__Given records__:
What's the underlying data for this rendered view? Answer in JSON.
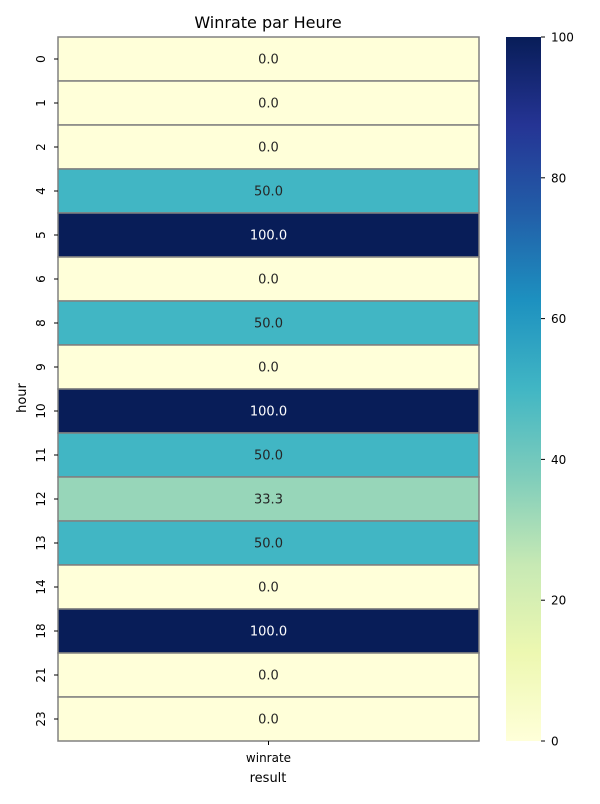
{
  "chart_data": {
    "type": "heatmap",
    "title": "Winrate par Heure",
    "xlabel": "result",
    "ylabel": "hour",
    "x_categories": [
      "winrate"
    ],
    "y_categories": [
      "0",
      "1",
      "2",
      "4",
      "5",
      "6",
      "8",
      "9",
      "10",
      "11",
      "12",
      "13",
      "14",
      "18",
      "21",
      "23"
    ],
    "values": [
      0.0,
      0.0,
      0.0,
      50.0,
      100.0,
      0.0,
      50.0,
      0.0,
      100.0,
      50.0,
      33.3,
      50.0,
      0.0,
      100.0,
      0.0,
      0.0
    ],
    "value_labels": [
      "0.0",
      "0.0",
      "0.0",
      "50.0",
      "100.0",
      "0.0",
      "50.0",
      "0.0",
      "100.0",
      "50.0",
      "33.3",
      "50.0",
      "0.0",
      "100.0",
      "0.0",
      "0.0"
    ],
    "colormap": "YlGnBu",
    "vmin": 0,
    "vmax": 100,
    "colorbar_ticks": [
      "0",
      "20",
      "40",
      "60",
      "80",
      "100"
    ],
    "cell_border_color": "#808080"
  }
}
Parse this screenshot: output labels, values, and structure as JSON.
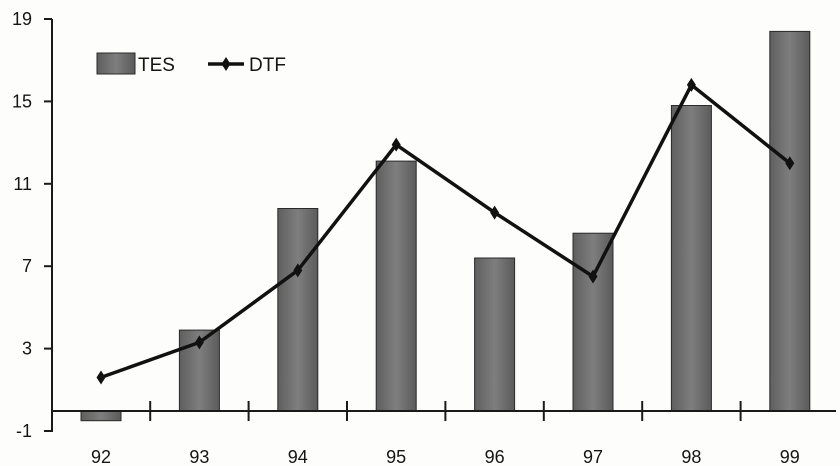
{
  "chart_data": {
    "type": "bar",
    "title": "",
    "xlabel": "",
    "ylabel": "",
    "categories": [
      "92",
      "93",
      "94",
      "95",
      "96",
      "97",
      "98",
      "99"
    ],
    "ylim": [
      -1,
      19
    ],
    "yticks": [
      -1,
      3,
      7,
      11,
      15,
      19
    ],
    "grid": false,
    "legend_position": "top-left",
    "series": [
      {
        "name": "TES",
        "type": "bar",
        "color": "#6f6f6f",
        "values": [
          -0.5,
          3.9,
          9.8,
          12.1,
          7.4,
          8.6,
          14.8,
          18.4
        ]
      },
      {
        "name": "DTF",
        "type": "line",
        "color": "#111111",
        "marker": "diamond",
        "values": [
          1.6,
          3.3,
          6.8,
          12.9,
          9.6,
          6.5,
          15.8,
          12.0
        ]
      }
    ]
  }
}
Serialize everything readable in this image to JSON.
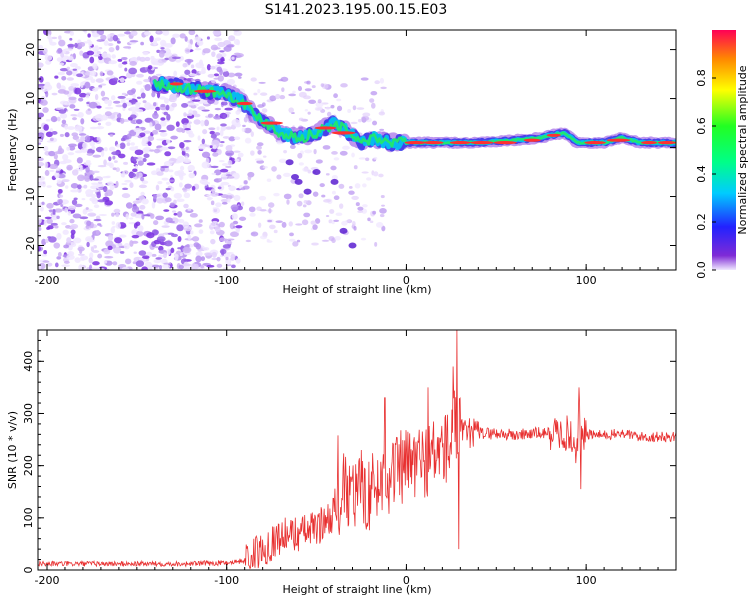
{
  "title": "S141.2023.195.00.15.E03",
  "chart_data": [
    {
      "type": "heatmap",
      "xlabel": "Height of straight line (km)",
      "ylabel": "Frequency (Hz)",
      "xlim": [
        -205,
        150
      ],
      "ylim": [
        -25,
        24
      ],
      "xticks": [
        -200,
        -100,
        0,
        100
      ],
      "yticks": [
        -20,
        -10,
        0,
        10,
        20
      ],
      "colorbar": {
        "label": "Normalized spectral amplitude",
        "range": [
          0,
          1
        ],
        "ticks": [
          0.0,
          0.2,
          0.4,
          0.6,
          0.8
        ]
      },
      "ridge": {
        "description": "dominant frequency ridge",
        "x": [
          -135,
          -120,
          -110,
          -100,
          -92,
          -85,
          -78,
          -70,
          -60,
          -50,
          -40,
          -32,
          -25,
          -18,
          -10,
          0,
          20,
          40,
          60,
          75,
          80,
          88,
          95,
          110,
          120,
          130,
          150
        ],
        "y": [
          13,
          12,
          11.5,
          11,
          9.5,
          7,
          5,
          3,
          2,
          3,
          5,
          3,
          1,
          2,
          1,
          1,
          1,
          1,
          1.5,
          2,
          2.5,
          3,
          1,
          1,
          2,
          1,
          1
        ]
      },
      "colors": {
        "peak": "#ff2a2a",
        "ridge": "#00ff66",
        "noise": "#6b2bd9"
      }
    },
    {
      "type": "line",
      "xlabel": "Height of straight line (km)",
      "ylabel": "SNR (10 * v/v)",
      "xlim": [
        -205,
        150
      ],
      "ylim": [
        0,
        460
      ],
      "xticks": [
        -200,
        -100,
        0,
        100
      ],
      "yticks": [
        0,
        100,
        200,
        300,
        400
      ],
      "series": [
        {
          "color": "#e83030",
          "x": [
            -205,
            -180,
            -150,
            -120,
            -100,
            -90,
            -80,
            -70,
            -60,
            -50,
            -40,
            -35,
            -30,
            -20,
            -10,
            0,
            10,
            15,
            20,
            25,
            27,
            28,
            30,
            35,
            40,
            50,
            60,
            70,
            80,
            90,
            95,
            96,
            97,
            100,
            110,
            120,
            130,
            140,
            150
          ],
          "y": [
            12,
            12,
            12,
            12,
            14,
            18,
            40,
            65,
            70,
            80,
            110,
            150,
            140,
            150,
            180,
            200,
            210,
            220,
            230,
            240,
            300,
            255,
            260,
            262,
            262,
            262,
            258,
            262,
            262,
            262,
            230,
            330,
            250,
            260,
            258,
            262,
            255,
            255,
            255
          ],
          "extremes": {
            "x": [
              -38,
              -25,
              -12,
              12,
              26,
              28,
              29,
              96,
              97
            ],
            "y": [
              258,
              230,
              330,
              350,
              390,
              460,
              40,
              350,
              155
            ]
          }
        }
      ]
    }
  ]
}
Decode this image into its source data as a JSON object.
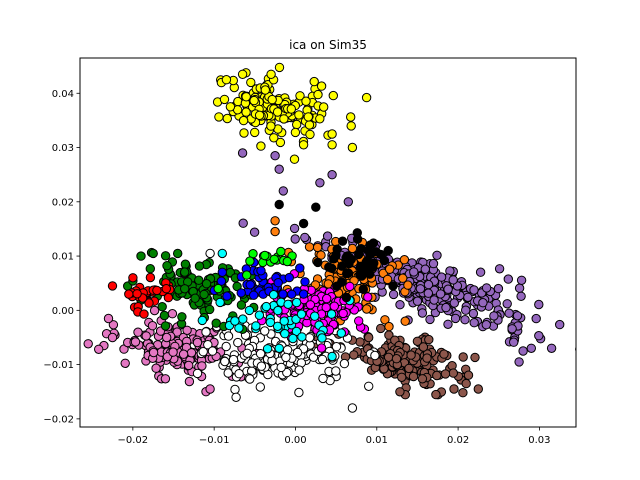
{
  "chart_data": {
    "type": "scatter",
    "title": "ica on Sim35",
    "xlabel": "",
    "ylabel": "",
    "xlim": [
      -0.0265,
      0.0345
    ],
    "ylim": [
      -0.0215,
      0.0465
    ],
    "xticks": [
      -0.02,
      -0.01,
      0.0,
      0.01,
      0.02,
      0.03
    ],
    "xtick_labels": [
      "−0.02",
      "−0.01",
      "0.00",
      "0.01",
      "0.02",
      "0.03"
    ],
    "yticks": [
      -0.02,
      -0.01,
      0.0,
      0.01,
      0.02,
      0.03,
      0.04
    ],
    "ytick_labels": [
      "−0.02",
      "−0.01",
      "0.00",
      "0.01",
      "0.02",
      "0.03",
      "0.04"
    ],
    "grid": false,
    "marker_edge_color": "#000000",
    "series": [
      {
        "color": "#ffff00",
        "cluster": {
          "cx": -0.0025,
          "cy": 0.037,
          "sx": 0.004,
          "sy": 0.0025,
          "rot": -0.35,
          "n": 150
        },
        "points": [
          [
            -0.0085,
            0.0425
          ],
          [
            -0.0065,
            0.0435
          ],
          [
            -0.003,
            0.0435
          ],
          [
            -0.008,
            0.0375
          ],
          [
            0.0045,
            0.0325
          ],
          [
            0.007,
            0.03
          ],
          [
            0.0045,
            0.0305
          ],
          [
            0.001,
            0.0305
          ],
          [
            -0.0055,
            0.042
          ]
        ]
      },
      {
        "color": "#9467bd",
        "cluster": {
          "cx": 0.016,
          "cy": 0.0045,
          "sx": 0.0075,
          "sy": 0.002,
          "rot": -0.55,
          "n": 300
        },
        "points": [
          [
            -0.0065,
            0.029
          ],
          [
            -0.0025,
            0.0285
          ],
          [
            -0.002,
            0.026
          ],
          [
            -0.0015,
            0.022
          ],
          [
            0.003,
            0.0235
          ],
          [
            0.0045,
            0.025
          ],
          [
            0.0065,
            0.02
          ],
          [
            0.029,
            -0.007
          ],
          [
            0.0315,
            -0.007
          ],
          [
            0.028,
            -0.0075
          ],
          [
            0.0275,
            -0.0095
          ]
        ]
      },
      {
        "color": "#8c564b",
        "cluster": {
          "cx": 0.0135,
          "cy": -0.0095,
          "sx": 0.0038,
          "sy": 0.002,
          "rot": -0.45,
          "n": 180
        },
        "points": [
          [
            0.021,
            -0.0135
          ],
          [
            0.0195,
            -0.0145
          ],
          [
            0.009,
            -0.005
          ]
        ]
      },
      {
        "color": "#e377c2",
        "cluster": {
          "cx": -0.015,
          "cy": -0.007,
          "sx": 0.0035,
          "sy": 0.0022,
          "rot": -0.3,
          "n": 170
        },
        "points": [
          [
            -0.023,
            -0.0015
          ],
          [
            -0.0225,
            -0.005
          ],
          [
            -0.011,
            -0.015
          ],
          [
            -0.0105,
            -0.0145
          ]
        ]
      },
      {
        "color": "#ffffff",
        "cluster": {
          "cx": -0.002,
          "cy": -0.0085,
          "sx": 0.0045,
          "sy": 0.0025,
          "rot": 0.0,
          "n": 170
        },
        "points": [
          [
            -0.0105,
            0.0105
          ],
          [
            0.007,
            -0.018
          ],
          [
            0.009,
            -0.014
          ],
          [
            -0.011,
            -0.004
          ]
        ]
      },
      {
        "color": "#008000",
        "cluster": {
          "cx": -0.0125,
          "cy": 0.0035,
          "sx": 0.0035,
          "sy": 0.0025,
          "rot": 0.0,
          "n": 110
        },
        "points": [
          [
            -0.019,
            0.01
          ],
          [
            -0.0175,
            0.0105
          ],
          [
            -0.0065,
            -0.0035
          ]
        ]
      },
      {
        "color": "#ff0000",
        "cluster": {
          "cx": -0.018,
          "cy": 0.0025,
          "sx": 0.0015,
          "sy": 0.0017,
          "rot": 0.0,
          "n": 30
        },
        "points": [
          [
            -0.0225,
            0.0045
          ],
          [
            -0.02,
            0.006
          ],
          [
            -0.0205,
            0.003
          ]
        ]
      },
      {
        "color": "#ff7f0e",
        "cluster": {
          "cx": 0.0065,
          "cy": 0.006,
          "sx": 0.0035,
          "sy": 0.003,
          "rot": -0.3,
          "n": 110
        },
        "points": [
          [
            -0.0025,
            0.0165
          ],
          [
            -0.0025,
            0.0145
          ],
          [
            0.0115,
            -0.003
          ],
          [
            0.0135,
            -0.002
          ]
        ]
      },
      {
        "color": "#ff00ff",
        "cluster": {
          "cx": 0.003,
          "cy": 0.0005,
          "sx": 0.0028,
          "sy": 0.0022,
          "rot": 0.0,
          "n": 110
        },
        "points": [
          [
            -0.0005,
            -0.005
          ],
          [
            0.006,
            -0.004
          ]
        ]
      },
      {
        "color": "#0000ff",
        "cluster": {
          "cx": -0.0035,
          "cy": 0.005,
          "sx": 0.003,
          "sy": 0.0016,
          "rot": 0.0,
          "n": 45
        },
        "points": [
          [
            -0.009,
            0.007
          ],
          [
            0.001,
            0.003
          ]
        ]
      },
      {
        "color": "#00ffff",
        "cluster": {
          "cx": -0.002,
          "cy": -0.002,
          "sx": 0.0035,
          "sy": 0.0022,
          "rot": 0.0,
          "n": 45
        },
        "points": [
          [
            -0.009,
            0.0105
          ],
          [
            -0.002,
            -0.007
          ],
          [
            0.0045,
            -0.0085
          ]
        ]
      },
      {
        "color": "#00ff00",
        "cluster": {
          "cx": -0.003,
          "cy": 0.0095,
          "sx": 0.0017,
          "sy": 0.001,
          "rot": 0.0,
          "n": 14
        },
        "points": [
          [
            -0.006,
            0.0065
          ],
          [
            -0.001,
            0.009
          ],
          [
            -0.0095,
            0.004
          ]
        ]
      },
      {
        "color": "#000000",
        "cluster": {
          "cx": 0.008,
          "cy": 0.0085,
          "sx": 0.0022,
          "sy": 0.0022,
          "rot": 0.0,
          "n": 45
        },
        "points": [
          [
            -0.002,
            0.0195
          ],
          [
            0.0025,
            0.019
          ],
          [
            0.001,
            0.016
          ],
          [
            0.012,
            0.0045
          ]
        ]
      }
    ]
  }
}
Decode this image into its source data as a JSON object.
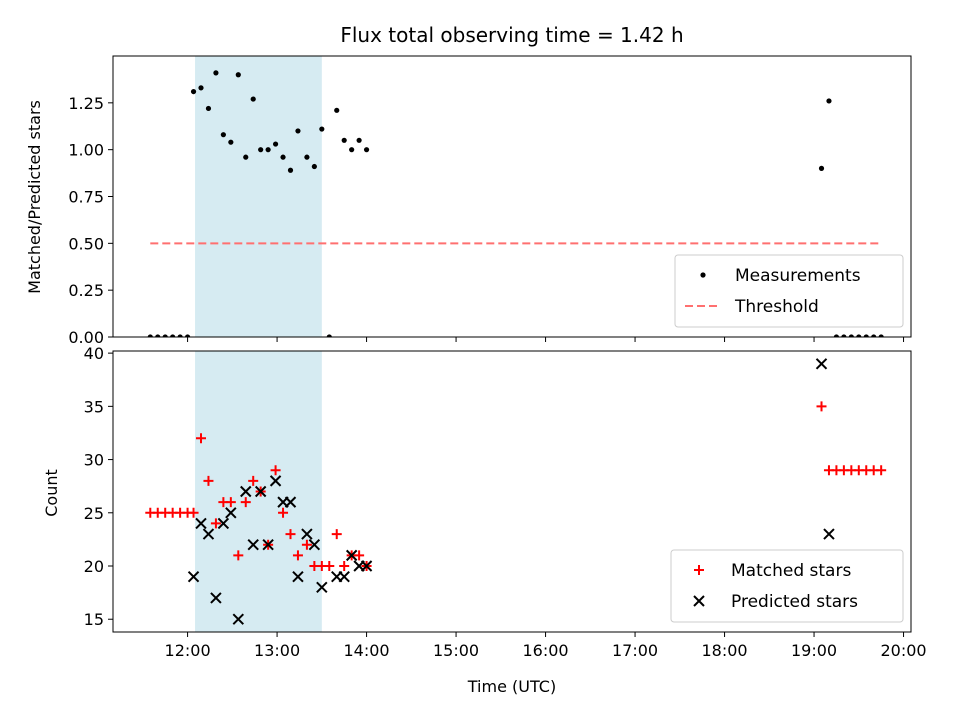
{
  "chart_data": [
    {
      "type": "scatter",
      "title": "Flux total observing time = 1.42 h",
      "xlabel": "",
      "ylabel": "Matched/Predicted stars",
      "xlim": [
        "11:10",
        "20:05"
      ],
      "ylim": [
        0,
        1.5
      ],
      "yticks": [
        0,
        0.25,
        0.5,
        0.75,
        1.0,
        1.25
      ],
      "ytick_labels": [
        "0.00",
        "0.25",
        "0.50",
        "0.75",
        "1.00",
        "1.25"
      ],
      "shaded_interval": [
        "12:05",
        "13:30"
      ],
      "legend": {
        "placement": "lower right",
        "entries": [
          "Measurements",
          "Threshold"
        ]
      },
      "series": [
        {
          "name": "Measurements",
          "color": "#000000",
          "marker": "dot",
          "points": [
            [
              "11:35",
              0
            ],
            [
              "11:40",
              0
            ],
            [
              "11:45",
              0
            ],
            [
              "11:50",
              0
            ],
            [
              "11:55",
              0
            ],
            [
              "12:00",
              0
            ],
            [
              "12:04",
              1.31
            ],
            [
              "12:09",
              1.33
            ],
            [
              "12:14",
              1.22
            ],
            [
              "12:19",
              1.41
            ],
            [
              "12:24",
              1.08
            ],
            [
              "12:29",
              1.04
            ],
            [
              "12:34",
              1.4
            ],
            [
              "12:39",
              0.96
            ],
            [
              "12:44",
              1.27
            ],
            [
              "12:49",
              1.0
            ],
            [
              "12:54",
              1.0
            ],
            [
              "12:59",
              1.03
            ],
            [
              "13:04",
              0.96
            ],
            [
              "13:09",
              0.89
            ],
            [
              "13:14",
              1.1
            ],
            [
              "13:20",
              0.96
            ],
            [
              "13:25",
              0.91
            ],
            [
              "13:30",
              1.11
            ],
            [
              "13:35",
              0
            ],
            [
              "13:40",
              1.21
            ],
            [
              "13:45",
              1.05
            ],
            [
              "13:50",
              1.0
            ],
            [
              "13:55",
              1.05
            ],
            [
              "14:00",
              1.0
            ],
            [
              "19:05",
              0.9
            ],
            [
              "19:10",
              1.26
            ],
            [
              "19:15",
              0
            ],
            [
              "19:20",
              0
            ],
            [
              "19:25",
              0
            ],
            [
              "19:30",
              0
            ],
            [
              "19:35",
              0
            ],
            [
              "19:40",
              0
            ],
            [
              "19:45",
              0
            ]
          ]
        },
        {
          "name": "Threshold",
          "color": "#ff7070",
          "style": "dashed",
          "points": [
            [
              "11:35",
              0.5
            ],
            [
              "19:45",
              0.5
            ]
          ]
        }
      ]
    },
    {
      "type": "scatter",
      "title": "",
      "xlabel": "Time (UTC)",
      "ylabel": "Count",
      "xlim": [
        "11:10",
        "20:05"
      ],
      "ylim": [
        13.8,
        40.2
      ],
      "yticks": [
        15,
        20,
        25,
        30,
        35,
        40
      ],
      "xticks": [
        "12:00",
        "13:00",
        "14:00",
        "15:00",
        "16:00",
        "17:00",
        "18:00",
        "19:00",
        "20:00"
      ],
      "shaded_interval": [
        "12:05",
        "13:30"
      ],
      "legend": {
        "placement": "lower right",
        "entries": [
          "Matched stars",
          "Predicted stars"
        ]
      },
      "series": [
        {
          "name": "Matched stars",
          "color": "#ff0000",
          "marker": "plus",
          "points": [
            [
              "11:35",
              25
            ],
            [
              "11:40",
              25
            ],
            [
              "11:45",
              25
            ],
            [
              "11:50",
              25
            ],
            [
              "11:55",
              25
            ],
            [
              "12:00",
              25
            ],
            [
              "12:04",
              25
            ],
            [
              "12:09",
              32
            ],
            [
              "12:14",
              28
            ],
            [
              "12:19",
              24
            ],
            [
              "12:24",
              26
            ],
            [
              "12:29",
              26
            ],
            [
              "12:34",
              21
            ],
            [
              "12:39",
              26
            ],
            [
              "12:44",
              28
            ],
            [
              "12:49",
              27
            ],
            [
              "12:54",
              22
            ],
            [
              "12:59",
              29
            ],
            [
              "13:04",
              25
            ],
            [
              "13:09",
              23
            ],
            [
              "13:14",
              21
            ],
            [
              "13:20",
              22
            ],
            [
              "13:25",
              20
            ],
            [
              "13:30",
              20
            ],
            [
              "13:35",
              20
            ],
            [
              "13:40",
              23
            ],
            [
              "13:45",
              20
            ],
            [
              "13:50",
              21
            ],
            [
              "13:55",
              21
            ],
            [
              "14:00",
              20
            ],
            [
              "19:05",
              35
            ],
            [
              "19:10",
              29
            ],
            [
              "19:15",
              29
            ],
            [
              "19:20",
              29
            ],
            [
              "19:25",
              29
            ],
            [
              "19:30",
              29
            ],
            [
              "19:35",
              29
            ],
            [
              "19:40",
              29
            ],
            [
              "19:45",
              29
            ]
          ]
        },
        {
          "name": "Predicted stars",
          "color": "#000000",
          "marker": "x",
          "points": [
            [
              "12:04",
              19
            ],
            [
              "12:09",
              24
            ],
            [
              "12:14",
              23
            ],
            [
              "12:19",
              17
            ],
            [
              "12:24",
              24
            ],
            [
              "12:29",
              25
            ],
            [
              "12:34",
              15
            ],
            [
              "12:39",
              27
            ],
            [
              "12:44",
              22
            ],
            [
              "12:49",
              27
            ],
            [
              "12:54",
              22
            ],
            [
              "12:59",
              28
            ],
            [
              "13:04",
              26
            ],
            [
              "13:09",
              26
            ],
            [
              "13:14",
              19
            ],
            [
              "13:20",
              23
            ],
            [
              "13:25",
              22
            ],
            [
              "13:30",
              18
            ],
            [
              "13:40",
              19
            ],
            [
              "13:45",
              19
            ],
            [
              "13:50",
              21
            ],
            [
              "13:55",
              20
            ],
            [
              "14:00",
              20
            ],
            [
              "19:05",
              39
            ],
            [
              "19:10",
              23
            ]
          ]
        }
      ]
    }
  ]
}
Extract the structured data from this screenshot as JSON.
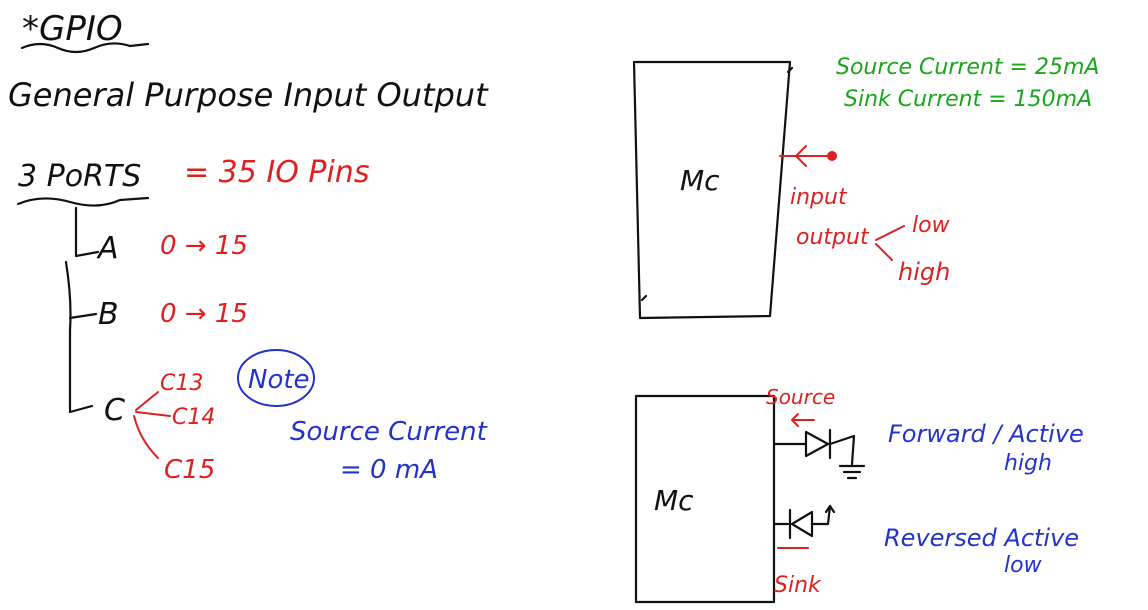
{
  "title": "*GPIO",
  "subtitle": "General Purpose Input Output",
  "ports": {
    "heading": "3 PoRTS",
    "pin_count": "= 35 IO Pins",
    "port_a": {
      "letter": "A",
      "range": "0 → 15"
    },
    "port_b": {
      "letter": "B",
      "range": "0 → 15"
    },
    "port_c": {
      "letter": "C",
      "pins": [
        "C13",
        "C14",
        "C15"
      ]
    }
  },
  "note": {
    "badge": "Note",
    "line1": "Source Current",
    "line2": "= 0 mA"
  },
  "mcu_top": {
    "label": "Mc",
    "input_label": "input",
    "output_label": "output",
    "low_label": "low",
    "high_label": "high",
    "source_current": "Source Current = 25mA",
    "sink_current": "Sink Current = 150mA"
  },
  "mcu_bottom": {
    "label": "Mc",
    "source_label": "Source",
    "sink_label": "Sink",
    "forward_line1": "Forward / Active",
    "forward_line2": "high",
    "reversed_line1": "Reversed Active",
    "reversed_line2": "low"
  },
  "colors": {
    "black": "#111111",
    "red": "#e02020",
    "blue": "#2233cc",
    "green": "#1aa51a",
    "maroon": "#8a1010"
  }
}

__Required work__:
Work out how many lines in the records above contain the word "JSON", and reply with that number alone.

__Answer__:
6